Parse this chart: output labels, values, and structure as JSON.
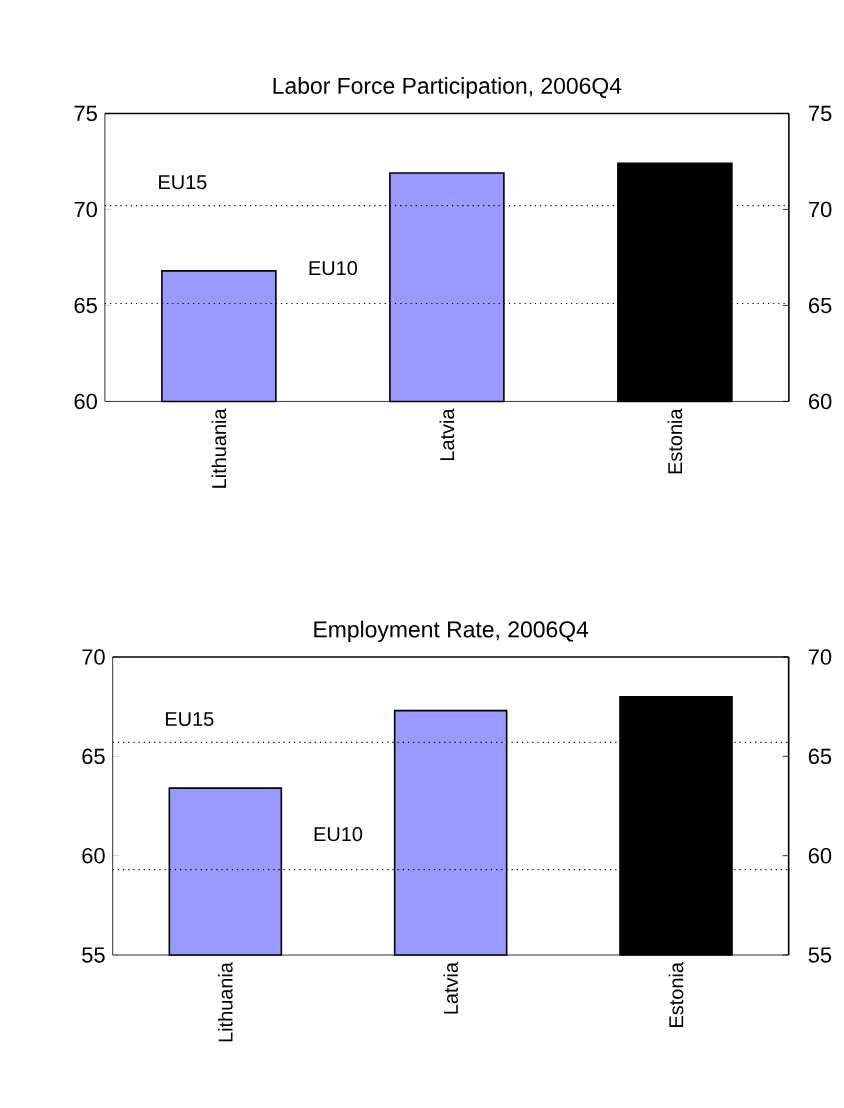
{
  "chart_data": [
    {
      "type": "bar",
      "title": "Labor Force Participation, 2006Q4",
      "categories": [
        "Lithuania",
        "Latvia",
        "Estonia"
      ],
      "values": [
        66.8,
        71.9,
        72.4
      ],
      "colors": [
        "#9999ff",
        "#9999ff",
        "#000000"
      ],
      "ylim": [
        60,
        75
      ],
      "yticks": [
        60,
        65,
        70,
        75
      ],
      "y2lim": [
        60,
        75
      ],
      "y2ticks": [
        60,
        65,
        70,
        75
      ],
      "grid": false,
      "ref_lines": [
        {
          "axis": "y",
          "value": 70.2,
          "label": "EU15",
          "line_style": "dotted",
          "color": "#000000"
        },
        {
          "axis": "y",
          "value": 65.1,
          "label": "EU10",
          "line_style": "dotted",
          "color": "#000000"
        }
      ]
    },
    {
      "type": "bar",
      "title": "Employment Rate, 2006Q4",
      "categories": [
        "Lithuania",
        "Latvia",
        "Estonia"
      ],
      "values": [
        63.4,
        67.3,
        68.0
      ],
      "colors": [
        "#9999ff",
        "#9999ff",
        "#000000"
      ],
      "ylim": [
        55,
        70
      ],
      "yticks": [
        55,
        60,
        65,
        70
      ],
      "y2lim": [
        55,
        70
      ],
      "y2ticks": [
        55,
        60,
        65,
        70
      ],
      "grid": false,
      "ref_lines": [
        {
          "axis": "y",
          "value": 65.7,
          "label": "EU15",
          "line_style": "dotted",
          "color": "#000000"
        },
        {
          "axis": "y",
          "value": 59.3,
          "label": "EU10",
          "line_style": "dotted",
          "color": "#000000"
        }
      ]
    }
  ]
}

Short problem.
Transcribe each entry above exactly, apart from the pictures.

Task response.
Parse this chart: output labels, values, and structure as JSON.
{
  "chart_data": [
    {
      "type": "bar",
      "title": "Labor Force Participation, 2006Q4",
      "categories": [
        "Lithuania",
        "Latvia",
        "Estonia"
      ],
      "values": [
        66.8,
        71.9,
        72.4
      ],
      "colors": [
        "#9999ff",
        "#9999ff",
        "#000000"
      ],
      "ylim": [
        60,
        75
      ],
      "yticks": [
        60,
        65,
        70,
        75
      ],
      "y2lim": [
        60,
        75
      ],
      "y2ticks": [
        60,
        65,
        70,
        75
      ],
      "grid": false,
      "ref_lines": [
        {
          "axis": "y",
          "value": 70.2,
          "label": "EU15",
          "line_style": "dotted",
          "color": "#000000"
        },
        {
          "axis": "y",
          "value": 65.1,
          "label": "EU10",
          "line_style": "dotted",
          "color": "#000000"
        }
      ]
    },
    {
      "type": "bar",
      "title": "Employment Rate, 2006Q4",
      "categories": [
        "Lithuania",
        "Latvia",
        "Estonia"
      ],
      "values": [
        63.4,
        67.3,
        68.0
      ],
      "colors": [
        "#9999ff",
        "#9999ff",
        "#000000"
      ],
      "ylim": [
        55,
        70
      ],
      "yticks": [
        55,
        60,
        65,
        70
      ],
      "y2lim": [
        55,
        70
      ],
      "y2ticks": [
        55,
        60,
        65,
        70
      ],
      "grid": false,
      "ref_lines": [
        {
          "axis": "y",
          "value": 65.7,
          "label": "EU15",
          "line_style": "dotted",
          "color": "#000000"
        },
        {
          "axis": "y",
          "value": 59.3,
          "label": "EU10",
          "line_style": "dotted",
          "color": "#000000"
        }
      ]
    }
  ]
}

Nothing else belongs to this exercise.